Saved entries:
* * *

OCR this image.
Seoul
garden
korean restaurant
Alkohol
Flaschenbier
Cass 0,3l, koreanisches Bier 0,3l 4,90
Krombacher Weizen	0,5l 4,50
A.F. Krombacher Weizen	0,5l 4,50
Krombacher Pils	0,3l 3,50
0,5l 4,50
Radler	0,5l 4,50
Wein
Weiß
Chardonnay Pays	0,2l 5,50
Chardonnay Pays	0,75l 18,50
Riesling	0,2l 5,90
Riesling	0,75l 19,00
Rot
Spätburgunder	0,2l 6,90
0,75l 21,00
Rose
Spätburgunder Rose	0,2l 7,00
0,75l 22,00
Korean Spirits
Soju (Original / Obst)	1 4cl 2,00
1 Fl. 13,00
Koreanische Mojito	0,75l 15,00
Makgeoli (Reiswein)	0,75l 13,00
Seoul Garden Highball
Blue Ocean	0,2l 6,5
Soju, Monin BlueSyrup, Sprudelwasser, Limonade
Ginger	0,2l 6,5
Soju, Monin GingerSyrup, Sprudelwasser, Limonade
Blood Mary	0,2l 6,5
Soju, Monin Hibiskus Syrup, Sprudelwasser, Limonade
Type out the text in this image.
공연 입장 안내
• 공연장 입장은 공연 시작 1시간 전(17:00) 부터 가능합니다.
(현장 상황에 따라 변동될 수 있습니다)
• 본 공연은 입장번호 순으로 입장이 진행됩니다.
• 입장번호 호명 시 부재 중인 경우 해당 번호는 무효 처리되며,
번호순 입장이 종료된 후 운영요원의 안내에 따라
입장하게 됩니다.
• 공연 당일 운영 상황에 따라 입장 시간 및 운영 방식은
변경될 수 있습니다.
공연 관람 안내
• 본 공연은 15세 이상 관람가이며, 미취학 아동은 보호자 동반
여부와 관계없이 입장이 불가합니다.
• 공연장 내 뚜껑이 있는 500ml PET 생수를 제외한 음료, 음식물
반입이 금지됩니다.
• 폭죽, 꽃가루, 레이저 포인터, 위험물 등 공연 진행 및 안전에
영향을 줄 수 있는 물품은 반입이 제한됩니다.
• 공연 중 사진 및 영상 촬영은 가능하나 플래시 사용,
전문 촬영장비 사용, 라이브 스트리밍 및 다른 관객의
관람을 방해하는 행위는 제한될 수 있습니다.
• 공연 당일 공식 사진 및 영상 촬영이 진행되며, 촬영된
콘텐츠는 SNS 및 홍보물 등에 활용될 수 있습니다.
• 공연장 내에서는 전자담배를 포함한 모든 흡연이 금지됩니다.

* * *

▶ Task goal
Only the lines from the one containing "Type out the text in this image." to the end of the listing belong in the output, each reproduced exactly.

▶ Result for this task
Type out the text in this image.
공연 입장 안내
• 공연장 입장은 공연 시작 1시간 전(17:00) 부터 가능합니다.
(현장 상황에 따라 변동될 수 있습니다)
• 본 공연은 입장번호 순으로 입장이 진행됩니다.
• 입장번호 호명 시 부재 중인 경우 해당 번호는 무효 처리되며,
번호순 입장이 종료된 후 운영요원의 안내에 따라
입장하게 됩니다.
• 공연 당일 운영 상황에 따라 입장 시간 및 운영 방식은
변경될 수 있습니다.
공연 관람 안내
• 본 공연은 15세 이상 관람가이며, 미취학 아동은 보호자 동반
여부와 관계없이 입장이 불가합니다.
• 공연장 내 뚜껑이 있는 500ml PET 생수를 제외한 음료, 음식물
반입이 금지됩니다.
• 폭죽, 꽃가루, 레이저 포인터, 위험물 등 공연 진행 및 안전에
영향을 줄 수 있는 물품은 반입이 제한됩니다.
• 공연 중 사진 및 영상 촬영은 가능하나 플래시 사용,
전문 촬영장비 사용, 라이브 스트리밍 및 다른 관객의
관람을 방해하는 행위는 제한될 수 있습니다.
• 공연 당일 공식 사진 및 영상 촬영이 진행되며, 촬영된
콘텐츠는 SNS 및 홍보물 등에 활용될 수 있습니다.
• 공연장 내에서는 전자담배를 포함한 모든 흡연이 금지됩니다.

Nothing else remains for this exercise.